# START OF Excerpt provided

Question

Let \[ S=\{x\in[-\pi,\pi]:\sin x(\sin x+\cos x)=a,\; a\in\mathbb{Z}\}. \] Then \(n(S)\) is equal to:

• A. \(3\)
• B. \(6\)
• C. \(7\)
• D. \(9\)

Answer 1

The Correct Option is B

Concept: We analyze the range of the expression \[ f(x)=\sin x(\sin x+\cos x) \] and determine how many integer values it can take.
Step 1:Expand the expression.} \[ f(x)=\sin^2 x+\sin x\cos x \] Using identities, \[ \sin^2x=\frac{1-\cos2x}{2}, \qquad \sin x\cos x=\frac{\sin2x}{2} \] Thus \[ f(x)=\frac{1}{2}-\frac{\cos2x}{2}+\frac{\sin2x}{2} \] \[ f(x)=\frac12+\frac{\sin2x-\cos2x}{2} \]
Step 2:Find the range.} \[ \sin2x-\cos2x=\sqrt2\sin\left(2x-\frac{\pi}{4}\right) \] Hence \[ f(x)=\frac12+\frac{\sqrt2}{2}\sin\left(2x-\frac{\pi}{4}\right) \] Thus \[ -\frac{\sqrt2}{2} \le \frac{\sqrt2}{2}\sin(\cdot) \le \frac{\sqrt2}{2} \] So \[ \frac12-\frac{\sqrt2}{2} \le f(x) \le \frac12+\frac{\sqrt2}{2} \] \[ -0.207 \le f(x) \le 1.207 \]
Step 3:Find integer values in this interval.} Possible integers: \[ 0,\;1 \]
Step 4:Solve each case.} For \(f(x)=0\): \[ \sin x(\sin x+\cos x)=0 \] Solutions in \([-\pi,\pi]\): \[ x=-\pi,0,\pi,-\frac{\pi}{4},\frac{3\pi}{4} \] For \(f(x)=1\): \[ \sin x(\sin x+\cos x)=1 \] This gives one additional solution. Total solutions \(=6\). Hence \[ n(S)=6 \]

# END OF Excerpt provided
# START OF Entries provided

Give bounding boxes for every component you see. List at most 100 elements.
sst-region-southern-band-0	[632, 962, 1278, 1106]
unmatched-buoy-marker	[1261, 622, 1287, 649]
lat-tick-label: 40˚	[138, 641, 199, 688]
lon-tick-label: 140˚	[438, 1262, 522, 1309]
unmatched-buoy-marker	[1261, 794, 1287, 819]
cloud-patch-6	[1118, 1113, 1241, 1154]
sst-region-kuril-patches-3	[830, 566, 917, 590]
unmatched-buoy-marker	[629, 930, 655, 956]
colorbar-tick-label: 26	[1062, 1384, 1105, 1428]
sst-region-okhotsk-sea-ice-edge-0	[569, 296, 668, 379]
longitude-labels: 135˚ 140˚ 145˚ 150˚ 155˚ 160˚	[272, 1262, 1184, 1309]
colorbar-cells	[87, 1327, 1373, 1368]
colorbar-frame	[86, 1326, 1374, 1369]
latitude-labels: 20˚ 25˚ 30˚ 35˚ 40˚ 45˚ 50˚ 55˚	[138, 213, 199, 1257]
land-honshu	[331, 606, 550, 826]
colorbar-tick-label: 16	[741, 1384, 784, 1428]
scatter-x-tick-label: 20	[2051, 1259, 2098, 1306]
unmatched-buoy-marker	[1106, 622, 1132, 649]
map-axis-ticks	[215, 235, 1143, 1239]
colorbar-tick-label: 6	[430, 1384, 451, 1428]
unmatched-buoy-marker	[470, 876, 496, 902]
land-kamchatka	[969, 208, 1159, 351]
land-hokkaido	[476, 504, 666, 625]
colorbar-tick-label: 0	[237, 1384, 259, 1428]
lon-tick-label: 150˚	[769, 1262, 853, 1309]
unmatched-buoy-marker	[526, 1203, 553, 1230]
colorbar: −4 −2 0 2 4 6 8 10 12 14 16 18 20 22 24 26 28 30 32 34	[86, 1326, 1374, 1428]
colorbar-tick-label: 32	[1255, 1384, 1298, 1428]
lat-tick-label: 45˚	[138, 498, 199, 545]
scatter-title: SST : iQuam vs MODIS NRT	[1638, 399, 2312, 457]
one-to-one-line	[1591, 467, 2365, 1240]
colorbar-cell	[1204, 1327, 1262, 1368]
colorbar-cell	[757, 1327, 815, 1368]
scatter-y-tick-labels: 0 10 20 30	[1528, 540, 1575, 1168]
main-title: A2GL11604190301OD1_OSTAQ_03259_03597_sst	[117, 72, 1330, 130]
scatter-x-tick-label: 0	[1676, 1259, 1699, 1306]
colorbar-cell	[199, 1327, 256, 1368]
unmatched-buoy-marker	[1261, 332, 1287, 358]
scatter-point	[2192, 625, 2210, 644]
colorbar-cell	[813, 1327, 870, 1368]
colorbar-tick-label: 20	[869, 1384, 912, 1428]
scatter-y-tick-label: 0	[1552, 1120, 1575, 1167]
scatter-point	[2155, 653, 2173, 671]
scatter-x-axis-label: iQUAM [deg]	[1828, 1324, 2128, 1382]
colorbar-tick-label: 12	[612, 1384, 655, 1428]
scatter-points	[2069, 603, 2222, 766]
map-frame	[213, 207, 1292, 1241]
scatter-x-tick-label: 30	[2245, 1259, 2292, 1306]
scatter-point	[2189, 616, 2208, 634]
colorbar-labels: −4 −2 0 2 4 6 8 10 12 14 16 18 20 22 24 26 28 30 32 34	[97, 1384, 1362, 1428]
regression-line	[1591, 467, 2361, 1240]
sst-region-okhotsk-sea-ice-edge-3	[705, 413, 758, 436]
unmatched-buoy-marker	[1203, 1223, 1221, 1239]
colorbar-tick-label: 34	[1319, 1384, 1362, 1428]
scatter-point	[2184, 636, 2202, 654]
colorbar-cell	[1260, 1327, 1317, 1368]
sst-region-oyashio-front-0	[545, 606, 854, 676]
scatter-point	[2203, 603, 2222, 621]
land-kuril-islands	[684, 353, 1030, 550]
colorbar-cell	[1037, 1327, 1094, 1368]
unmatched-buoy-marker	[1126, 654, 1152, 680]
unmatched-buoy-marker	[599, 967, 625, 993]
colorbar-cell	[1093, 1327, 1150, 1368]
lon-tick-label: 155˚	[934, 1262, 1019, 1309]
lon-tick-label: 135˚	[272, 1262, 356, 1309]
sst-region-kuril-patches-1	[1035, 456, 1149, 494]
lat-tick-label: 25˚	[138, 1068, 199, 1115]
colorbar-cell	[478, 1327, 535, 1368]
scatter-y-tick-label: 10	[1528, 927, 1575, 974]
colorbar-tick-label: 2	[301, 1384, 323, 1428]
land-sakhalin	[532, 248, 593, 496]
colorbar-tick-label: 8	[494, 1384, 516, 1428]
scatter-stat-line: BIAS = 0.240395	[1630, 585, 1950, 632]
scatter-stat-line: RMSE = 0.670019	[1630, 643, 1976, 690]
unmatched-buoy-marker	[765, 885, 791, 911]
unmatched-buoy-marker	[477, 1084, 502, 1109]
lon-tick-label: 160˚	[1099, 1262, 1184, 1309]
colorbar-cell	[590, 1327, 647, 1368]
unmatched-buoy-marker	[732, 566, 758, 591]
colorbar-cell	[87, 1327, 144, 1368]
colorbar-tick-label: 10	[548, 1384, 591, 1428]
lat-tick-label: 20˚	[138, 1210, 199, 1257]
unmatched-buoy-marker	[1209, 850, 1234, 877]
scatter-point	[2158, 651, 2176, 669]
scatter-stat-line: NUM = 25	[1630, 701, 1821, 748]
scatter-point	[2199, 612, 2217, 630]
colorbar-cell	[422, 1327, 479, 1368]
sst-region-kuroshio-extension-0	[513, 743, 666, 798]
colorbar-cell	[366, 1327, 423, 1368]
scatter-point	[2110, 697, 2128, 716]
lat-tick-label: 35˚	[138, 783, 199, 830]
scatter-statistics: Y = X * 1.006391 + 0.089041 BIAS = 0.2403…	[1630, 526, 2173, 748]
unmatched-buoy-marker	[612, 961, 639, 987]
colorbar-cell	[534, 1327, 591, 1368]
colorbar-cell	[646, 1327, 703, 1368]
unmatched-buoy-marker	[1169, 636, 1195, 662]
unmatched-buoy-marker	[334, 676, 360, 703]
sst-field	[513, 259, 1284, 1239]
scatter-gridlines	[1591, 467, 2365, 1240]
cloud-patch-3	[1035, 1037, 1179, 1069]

# END OF Entries provided

What are the titles of the numbered steps in the solution to the trigonometry problem? You won't need the records here.

- The result -
Step 1: Expand the expression.
Step 2: Find the range.
Step 3: Find integer values in this interval.
Step 4: Solve each case.